In the entries below, identify every line with the string "them" and copy it.
--- BEGIN ---
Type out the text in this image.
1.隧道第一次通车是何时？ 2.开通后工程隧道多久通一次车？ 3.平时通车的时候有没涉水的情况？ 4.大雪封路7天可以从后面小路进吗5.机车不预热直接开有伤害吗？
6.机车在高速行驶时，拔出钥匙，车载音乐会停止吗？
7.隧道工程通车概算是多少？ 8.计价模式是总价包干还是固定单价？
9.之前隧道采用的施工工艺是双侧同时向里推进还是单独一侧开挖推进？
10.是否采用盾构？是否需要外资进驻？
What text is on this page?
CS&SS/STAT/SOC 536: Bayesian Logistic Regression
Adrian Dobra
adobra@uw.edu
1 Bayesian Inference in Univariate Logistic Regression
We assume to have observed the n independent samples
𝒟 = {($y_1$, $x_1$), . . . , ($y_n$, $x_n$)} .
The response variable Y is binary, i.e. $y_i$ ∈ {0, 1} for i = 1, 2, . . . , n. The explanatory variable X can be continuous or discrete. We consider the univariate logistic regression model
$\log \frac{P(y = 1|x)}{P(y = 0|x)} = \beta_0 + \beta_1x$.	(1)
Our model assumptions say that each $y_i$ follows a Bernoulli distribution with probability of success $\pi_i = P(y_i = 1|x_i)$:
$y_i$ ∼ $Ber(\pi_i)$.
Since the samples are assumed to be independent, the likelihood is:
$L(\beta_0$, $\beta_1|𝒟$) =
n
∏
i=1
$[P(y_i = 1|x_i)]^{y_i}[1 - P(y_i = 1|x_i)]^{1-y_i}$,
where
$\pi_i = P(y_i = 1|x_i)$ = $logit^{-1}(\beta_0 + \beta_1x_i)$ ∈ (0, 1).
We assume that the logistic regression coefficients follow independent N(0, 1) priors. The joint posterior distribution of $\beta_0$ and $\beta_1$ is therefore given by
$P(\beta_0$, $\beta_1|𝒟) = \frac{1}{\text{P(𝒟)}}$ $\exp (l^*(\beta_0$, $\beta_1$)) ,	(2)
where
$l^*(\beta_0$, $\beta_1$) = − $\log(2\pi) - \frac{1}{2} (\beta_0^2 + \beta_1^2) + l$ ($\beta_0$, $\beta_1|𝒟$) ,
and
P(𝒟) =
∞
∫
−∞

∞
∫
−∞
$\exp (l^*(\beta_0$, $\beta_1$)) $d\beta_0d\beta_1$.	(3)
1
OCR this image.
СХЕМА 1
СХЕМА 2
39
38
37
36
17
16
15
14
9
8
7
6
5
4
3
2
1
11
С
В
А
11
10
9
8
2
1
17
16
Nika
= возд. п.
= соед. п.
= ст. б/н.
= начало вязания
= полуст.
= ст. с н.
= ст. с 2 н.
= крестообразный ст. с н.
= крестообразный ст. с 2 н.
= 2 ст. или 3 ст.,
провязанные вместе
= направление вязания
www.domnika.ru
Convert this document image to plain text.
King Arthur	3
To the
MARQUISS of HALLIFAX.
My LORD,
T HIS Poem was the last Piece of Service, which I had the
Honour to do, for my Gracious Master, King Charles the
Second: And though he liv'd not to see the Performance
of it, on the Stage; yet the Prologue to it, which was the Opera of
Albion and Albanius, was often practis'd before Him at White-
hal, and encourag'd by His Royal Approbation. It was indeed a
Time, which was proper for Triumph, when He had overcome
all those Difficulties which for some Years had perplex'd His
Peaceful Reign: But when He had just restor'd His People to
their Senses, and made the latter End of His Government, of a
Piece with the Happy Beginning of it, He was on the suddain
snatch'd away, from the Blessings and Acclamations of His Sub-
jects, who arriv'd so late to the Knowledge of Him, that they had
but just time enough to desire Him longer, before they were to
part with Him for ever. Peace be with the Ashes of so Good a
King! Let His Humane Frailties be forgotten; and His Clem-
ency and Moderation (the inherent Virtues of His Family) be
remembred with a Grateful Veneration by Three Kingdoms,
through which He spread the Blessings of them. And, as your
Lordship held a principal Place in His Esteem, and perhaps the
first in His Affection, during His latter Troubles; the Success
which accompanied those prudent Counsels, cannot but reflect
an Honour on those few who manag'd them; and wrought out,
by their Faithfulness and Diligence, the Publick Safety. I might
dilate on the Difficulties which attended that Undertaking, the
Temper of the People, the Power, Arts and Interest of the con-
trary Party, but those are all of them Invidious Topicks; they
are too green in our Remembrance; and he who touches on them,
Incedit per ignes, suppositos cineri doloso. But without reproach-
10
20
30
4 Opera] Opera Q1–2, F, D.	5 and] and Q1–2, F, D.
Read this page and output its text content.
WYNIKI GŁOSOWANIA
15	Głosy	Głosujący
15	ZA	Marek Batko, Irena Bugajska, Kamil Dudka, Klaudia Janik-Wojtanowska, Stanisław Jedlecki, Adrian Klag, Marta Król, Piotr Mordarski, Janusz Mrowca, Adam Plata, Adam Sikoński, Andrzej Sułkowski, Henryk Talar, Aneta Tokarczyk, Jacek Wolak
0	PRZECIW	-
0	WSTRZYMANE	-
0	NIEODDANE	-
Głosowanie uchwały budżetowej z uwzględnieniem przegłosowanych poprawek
--- END ---
# Written solution
through which He spread the Blessings of them. And, as your
an Honour on those few who manag'd them; and wrought out,
trary Party, but those are all of them Invidious Topicks; they
are too green in our Remembrance; and he who touches on them,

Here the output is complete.